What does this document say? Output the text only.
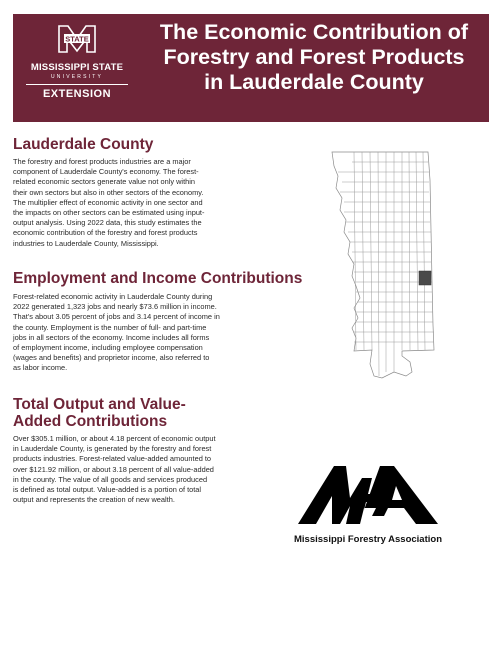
STATE
MISSISSIPPI STATE
UNIVERSITY
EXTENSION
The Economic Contribution of
Forestry and Forest Products
in Lauderdale County
Lauderdale County
The forestry and forest products industries are a major
component of Lauderdale County's economy. The forest-
related economic sectors generate value not only within
their own sectors but also in other sectors of the economy.
The multiplier effect of economic activity in one sector and
the impacts on other sectors can be estimated using input-
output analysis. Using 2022 data, this study estimates the
economic contribution of the forestry and forest products
industries to Lauderdale County, Mississippi.
Employment and Income Contributions
Forest-related economic activity in Lauderdale County during
2022 generated 1,323 jobs and nearly $73.6 million in income.
That's about 3.05 percent of jobs and 3.14 percent of income in
the county. Employment is the number of full- and part-time
jobs in all sectors of the economy. Income includes all forms
of employment income, including employee compensation
(wages and benefits) and proprietor income, also referred to
as labor income.
Total Output and Value-
Added Contributions
Over $305.1 million, or about 4.18 percent of economic output
in Lauderdale County, is generated by the forestry and forest
products industries. Forest-related value-added amounted to
over $121.92 million, or about 3.18 percent of all value-added
in the county. The value of all goods and services produced
is defined as total output. Value-added is a portion of total
output and represents the creation of new wealth.
Mississippi Forestry Association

▸ **Stated task**: The pictures should not appear in the copy; every other part of the records above must be returned exactly.

▸ **Result below**:
What does this document say? Output the text only.
STATE
MISSISSIPPI STATE
UNIVERSITY
EXTENSION
The Economic Contribution of
Forestry and Forest Products
in Lauderdale County
Lauderdale County
The forestry and forest products industries are a major
component of Lauderdale County's economy. The forest-
related economic sectors generate value not only within
their own sectors but also in other sectors of the economy.
The multiplier effect of economic activity in one sector and
the impacts on other sectors can be estimated using input-
output analysis. Using 2022 data, this study estimates the
economic contribution of the forestry and forest products
industries to Lauderdale County, Mississippi.
Employment and Income Contributions
Forest-related economic activity in Lauderdale County during
2022 generated 1,323 jobs and nearly $73.6 million in income.
That's about 3.05 percent of jobs and 3.14 percent of income in
the county. Employment is the number of full- and part-time
jobs in all sectors of the economy. Income includes all forms
of employment income, including employee compensation
(wages and benefits) and proprietor income, also referred to
as labor income.
Total Output and Value-
Added Contributions
Over $305.1 million, or about 4.18 percent of economic output
in Lauderdale County, is generated by the forestry and forest
products industries. Forest-related value-added amounted to
over $121.92 million, or about 3.18 percent of all value-added
in the county. The value of all goods and services produced
is defined as total output. Value-added is a portion of total
output and represents the creation of new wealth.
Mississippi Forestry Association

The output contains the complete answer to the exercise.